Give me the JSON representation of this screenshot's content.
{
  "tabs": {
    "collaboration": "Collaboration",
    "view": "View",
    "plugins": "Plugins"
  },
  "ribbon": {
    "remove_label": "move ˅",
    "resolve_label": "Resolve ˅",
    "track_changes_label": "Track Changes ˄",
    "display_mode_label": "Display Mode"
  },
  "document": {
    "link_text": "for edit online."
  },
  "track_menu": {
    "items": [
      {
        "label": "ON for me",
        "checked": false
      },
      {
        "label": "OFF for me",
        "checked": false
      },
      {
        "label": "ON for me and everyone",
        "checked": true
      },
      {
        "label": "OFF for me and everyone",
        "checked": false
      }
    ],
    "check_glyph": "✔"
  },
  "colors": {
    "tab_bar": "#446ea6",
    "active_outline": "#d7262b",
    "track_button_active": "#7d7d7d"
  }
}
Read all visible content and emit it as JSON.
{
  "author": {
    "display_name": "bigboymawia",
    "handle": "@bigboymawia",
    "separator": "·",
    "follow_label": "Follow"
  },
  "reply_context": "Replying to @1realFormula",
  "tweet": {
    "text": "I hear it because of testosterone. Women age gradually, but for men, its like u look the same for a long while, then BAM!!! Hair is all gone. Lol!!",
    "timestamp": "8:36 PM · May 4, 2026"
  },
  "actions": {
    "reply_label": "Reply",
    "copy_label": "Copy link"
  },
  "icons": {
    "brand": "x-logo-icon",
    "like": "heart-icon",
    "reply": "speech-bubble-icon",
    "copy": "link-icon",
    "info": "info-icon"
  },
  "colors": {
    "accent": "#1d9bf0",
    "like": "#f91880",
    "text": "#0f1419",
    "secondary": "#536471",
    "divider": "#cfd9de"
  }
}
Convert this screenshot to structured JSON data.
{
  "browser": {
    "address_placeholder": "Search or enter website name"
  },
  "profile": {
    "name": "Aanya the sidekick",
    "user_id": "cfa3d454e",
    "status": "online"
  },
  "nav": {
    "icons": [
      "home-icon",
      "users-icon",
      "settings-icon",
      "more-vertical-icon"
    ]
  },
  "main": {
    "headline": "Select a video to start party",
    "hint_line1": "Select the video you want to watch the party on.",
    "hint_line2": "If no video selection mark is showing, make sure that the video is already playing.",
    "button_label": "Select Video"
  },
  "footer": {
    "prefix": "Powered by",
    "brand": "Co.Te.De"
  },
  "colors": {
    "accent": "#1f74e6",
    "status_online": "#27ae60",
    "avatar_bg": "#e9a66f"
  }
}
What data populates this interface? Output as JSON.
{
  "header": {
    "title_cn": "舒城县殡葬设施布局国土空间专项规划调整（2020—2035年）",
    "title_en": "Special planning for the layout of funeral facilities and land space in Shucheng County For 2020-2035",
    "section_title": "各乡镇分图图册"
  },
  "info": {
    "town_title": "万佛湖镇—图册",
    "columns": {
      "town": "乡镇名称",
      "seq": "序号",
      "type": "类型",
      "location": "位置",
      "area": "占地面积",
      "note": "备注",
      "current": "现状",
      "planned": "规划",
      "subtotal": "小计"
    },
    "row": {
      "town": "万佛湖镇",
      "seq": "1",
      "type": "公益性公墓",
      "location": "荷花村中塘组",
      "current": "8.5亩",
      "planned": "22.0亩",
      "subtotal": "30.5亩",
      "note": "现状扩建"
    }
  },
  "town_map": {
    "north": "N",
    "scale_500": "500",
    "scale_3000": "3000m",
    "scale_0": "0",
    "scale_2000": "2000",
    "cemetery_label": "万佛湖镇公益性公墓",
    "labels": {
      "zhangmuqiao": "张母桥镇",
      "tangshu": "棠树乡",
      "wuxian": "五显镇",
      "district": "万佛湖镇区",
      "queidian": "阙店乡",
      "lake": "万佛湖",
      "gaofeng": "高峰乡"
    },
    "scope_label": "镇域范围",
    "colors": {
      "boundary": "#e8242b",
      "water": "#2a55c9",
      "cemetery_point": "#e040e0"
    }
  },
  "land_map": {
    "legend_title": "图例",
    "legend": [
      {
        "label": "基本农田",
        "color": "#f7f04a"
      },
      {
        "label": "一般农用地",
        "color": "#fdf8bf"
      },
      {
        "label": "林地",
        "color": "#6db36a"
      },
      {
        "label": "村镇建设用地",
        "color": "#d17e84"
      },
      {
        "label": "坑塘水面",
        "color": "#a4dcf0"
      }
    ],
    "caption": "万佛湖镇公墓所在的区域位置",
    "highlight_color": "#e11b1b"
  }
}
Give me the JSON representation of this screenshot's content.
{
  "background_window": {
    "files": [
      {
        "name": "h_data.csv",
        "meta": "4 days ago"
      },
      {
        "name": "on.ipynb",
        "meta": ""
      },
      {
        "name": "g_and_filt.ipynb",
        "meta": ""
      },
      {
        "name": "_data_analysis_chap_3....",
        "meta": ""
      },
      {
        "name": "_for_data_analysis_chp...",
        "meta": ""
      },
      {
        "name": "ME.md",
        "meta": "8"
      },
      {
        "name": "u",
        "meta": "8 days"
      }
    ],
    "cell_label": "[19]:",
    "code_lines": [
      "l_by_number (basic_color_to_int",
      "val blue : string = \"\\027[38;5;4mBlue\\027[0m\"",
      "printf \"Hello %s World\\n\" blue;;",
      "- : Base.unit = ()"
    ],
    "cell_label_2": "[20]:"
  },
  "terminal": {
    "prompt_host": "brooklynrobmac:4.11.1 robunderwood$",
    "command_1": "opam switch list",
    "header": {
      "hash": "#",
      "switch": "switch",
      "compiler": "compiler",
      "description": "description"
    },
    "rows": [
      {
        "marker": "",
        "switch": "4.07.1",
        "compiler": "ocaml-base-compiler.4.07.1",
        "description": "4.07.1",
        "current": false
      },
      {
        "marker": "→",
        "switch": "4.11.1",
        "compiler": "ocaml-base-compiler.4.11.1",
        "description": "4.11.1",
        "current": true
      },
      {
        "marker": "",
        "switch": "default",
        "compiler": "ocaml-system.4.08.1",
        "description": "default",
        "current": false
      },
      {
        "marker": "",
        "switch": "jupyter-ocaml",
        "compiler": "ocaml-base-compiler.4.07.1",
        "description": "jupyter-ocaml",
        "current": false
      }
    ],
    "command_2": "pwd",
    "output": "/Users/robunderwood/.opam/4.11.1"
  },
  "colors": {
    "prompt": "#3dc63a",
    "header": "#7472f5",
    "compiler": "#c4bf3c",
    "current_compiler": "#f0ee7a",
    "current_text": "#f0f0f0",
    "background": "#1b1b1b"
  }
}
....
Work to be completed = From the records above, extract every entry exactly as given.

Correct output =
Give me the JSON representation of this screenshot's content.
{
  "tabs": {
    "collaboration": "Collaboration",
    "view": "View",
    "plugins": "Plugins"
  },
  "ribbon": {
    "remove_label": "move ˅",
    "resolve_label": "Resolve ˅",
    "track_changes_label": "Track Changes ˄",
    "display_mode_label": "Display Mode"
  },
  "document": {
    "link_text": "for edit online."
  },
  "track_menu": {
    "items": [
      {
        "label": "ON for me",
        "checked": false
      },
      {
        "label": "OFF for me",
        "checked": false
      },
      {
        "label": "ON for me and everyone",
        "checked": true
      },
      {
        "label": "OFF for me and everyone",
        "checked": false
      }
    ],
    "check_glyph": "✔"
  },
  "colors": {
    "tab_bar": "#446ea6",
    "active_outline": "#d7262b",
    "track_button_active": "#7d7d7d"
  }
}
Read all visible content and emit it as JSON.
{
  "author": {
    "display_name": "bigboymawia",
    "handle": "@bigboymawia",
    "separator": "·",
    "follow_label": "Follow"
  },
  "reply_context": "Replying to @1realFormula",
  "tweet": {
    "text": "I hear it because of testosterone. Women age gradually, but for men, its like u look the same for a long while, then BAM!!! Hair is all gone. Lol!!",
    "timestamp": "8:36 PM · May 4, 2026"
  },
  "actions": {
    "reply_label": "Reply",
    "copy_label": "Copy link"
  },
  "icons": {
    "brand": "x-logo-icon",
    "like": "heart-icon",
    "reply": "speech-bubble-icon",
    "copy": "link-icon",
    "info": "info-icon"
  },
  "colors": {
    "accent": "#1d9bf0",
    "like": "#f91880",
    "text": "#0f1419",
    "secondary": "#536471",
    "divider": "#cfd9de"
  }
}
Convert this screenshot to structured JSON data.
{
  "browser": {
    "address_placeholder": "Search or enter website name"
  },
  "profile": {
    "name": "Aanya the sidekick",
    "user_id": "cfa3d454e",
    "status": "online"
  },
  "nav": {
    "icons": [
      "home-icon",
      "users-icon",
      "settings-icon",
      "more-vertical-icon"
    ]
  },
  "main": {
    "headline": "Select a video to start party",
    "hint_line1": "Select the video you want to watch the party on.",
    "hint_line2": "If no video selection mark is showing, make sure that the video is already playing.",
    "button_label": "Select Video"
  },
  "footer": {
    "prefix": "Powered by",
    "brand": "Co.Te.De"
  },
  "colors": {
    "accent": "#1f74e6",
    "status_online": "#27ae60",
    "avatar_bg": "#e9a66f"
  }
}
What data populates this interface? Output as JSON.
{
  "header": {
    "title_cn": "舒城县殡葬设施布局国土空间专项规划调整（2020—2035年）",
    "title_en": "Special planning for the layout of funeral facilities and land space in Shucheng County For 2020-2035",
    "section_title": "各乡镇分图图册"
  },
  "info": {
    "town_title": "万佛湖镇—图册",
    "columns": {
      "town": "乡镇名称",
      "seq": "序号",
      "type": "类型",
      "location": "位置",
      "area": "占地面积",
      "note": "备注",
      "current": "现状",
      "planned": "规划",
      "subtotal": "小计"
    },
    "row": {
      "town": "万佛湖镇",
      "seq": "1",
      "type": "公益性公墓",
      "location": "荷花村中塘组",
      "current": "8.5亩",
      "planned": "22.0亩",
      "subtotal": "30.5亩",
      "note": "现状扩建"
    }
  },
  "town_map": {
    "north": "N",
    "scale_500": "500",
    "scale_3000": "3000m",
    "scale_0": "0",
    "scale_2000": "2000",
    "cemetery_label": "万佛湖镇公益性公墓",
    "labels": {
      "zhangmuqiao": "张母桥镇",
      "tangshu": "棠树乡",
      "wuxian": "五显镇",
      "district": "万佛湖镇区",
      "queidian": "阙店乡",
      "lake": "万佛湖",
      "gaofeng": "高峰乡"
    },
    "scope_label": "镇域范围",
    "colors": {
      "boundary": "#e8242b",
      "water": "#2a55c9",
      "cemetery_point": "#e040e0"
    }
  },
  "land_map": {
    "legend_title": "图例",
    "legend": [
      {
        "label": "基本农田",
        "color": "#f7f04a"
      },
      {
        "label": "一般农用地",
        "color": "#fdf8bf"
      },
      {
        "label": "林地",
        "color": "#6db36a"
      },
      {
        "label": "村镇建设用地",
        "color": "#d17e84"
      },
      {
        "label": "坑塘水面",
        "color": "#a4dcf0"
      }
    ],
    "caption": "万佛湖镇公墓所在的区域位置",
    "highlight_color": "#e11b1b"
  }
}
Give me the JSON representation of this screenshot's content.
{
  "background_window": {
    "files": [
      {
        "name": "h_data.csv",
        "meta": "4 days ago"
      },
      {
        "name": "on.ipynb",
        "meta": ""
      },
      {
        "name": "g_and_filt.ipynb",
        "meta": ""
      },
      {
        "name": "_data_analysis_chap_3....",
        "meta": ""
      },
      {
        "name": "_for_data_analysis_chp...",
        "meta": ""
      },
      {
        "name": "ME.md",
        "meta": "8"
      },
      {
        "name": "u",
        "meta": "8 days"
      }
    ],
    "cell_label": "[19]:",
    "code_lines": [
      "l_by_number (basic_color_to_int",
      "val blue : string = \"\\027[38;5;4mBlue\\027[0m\"",
      "printf \"Hello %s World\\n\" blue;;",
      "- : Base.unit = ()"
    ],
    "cell_label_2": "[20]:"
  },
  "terminal": {
    "prompt_host": "brooklynrobmac:4.11.1 robunderwood$",
    "command_1": "opam switch list",
    "header": {
      "hash": "#",
      "switch": "switch",
      "compiler": "compiler",
      "description": "description"
    },
    "rows": [
      {
        "marker": "",
        "switch": "4.07.1",
        "compiler": "ocaml-base-compiler.4.07.1",
        "description": "4.07.1",
        "current": false
      },
      {
        "marker": "→",
        "switch": "4.11.1",
        "compiler": "ocaml-base-compiler.4.11.1",
        "description": "4.11.1",
        "current": true
      },
      {
        "marker": "",
        "switch": "default",
        "compiler": "ocaml-system.4.08.1",
        "description": "default",
        "current": false
      },
      {
        "marker": "",
        "switch": "jupyter-ocaml",
        "compiler": "ocaml-base-compiler.4.07.1",
        "description": "jupyter-ocaml",
        "current": false
      }
    ],
    "command_2": "pwd",
    "output": "/Users/robunderwood/.opam/4.11.1"
  },
  "colors": {
    "prompt": "#3dc63a",
    "header": "#7472f5",
    "compiler": "#c4bf3c",
    "current_compiler": "#f0ee7a",
    "current_text": "#f0f0f0",
    "background": "#1b1b1b"
  }
}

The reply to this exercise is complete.